Entries taken from a collection:
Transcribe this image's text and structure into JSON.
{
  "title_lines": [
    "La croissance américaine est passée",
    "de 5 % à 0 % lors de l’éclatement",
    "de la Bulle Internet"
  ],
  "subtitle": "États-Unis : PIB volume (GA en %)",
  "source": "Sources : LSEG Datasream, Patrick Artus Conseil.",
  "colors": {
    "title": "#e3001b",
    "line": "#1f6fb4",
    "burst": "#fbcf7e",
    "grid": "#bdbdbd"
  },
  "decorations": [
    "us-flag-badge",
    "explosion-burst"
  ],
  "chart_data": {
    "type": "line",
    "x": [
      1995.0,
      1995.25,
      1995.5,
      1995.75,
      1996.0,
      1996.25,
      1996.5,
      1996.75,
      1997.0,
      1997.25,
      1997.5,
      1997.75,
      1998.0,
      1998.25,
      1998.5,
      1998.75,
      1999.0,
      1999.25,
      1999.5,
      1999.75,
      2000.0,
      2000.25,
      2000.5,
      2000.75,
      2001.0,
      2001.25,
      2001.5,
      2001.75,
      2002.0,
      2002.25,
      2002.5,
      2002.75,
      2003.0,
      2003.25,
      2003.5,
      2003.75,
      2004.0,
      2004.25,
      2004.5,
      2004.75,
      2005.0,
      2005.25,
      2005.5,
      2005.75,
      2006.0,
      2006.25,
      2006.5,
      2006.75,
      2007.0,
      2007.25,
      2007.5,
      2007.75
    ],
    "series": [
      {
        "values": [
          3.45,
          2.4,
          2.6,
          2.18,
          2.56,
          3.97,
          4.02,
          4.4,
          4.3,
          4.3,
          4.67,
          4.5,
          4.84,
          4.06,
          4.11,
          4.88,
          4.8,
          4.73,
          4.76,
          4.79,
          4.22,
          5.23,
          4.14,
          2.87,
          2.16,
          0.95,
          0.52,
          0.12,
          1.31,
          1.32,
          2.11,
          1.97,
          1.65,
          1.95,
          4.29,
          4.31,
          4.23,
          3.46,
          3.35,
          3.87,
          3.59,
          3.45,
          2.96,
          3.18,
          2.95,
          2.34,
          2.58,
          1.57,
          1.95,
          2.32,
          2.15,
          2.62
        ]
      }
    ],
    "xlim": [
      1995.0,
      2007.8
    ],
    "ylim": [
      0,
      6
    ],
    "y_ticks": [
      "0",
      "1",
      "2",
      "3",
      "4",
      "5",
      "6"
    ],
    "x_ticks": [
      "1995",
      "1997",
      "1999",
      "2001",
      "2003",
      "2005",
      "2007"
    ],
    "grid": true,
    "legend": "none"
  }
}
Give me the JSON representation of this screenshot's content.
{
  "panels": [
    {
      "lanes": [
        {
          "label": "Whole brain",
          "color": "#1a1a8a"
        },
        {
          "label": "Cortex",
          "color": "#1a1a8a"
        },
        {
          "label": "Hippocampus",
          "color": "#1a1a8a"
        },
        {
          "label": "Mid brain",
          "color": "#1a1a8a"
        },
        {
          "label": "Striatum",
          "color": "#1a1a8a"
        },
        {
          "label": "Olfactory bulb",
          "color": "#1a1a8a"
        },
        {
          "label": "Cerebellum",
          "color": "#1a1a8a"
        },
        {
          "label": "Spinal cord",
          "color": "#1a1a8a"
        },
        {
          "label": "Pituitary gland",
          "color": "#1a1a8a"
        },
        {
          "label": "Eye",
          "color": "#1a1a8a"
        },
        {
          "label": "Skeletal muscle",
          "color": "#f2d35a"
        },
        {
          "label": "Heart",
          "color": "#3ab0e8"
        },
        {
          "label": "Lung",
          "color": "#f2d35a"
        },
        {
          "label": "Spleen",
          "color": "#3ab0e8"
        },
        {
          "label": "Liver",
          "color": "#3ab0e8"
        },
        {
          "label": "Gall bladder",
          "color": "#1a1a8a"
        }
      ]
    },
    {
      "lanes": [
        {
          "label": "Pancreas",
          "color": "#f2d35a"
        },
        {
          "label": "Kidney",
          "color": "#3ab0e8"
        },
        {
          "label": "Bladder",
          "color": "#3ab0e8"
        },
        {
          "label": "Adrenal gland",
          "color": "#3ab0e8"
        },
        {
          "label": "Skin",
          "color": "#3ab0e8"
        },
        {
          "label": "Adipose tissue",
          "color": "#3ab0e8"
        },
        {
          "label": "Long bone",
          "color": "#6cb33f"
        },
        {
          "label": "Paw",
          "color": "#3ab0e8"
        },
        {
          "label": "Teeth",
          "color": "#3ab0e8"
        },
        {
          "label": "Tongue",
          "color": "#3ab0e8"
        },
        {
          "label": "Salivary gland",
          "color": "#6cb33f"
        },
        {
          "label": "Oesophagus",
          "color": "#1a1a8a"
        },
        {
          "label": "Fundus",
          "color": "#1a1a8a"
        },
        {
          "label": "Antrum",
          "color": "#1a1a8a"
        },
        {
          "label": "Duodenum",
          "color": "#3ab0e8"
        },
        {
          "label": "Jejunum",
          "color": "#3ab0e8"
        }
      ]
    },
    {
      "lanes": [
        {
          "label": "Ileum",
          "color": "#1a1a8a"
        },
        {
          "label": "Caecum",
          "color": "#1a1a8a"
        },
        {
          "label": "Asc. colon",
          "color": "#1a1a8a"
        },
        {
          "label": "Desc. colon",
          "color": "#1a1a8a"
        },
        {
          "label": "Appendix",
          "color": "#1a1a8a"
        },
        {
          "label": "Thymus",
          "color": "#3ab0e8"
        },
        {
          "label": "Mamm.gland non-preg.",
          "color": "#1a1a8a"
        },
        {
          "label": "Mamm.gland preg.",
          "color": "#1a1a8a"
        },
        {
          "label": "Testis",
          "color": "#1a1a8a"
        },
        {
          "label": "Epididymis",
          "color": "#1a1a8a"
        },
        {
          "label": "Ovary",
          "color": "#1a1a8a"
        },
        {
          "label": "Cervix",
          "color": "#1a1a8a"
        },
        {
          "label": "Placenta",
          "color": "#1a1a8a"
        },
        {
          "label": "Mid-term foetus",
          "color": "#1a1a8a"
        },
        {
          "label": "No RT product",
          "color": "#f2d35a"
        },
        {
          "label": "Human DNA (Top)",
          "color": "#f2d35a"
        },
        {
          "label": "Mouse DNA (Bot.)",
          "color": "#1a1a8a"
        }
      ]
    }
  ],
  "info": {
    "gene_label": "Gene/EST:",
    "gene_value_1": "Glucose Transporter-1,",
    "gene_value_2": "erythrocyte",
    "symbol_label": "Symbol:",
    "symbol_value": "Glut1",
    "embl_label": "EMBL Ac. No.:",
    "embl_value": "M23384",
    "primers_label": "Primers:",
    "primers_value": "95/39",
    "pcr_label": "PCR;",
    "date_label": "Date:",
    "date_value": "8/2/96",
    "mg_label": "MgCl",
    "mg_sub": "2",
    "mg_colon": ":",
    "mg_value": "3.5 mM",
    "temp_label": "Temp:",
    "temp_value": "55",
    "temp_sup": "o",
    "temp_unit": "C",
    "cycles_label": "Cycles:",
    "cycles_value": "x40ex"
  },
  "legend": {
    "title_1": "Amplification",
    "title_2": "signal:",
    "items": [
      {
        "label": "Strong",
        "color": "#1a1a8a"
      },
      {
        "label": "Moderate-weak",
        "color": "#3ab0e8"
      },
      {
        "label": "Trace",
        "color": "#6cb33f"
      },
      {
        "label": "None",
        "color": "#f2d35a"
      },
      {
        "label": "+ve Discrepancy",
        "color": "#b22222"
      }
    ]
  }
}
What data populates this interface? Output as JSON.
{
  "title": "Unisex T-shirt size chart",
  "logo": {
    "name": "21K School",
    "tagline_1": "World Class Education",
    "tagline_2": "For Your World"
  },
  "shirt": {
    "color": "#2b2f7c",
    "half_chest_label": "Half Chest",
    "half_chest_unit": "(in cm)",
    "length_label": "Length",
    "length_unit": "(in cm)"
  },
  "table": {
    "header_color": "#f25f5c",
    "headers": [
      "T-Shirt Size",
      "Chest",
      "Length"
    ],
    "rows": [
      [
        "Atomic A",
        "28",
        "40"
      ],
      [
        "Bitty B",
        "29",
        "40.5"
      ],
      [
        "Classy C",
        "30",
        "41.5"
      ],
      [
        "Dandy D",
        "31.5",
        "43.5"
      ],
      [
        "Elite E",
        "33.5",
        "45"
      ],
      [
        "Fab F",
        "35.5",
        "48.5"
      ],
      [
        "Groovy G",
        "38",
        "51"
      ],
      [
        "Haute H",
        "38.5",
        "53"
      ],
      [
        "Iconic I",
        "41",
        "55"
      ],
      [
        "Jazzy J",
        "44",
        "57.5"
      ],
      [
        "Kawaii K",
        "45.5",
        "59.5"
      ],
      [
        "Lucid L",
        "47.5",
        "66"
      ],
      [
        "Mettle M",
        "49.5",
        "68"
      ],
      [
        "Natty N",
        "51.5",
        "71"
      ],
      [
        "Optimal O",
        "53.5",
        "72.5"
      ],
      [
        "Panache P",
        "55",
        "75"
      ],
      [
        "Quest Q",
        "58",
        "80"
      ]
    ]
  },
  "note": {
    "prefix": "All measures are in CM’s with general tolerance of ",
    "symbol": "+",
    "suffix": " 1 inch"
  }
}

* **What to produce**
Say how many lines have the string "this" in them, offering no words beyond the number.

* **Reply**
3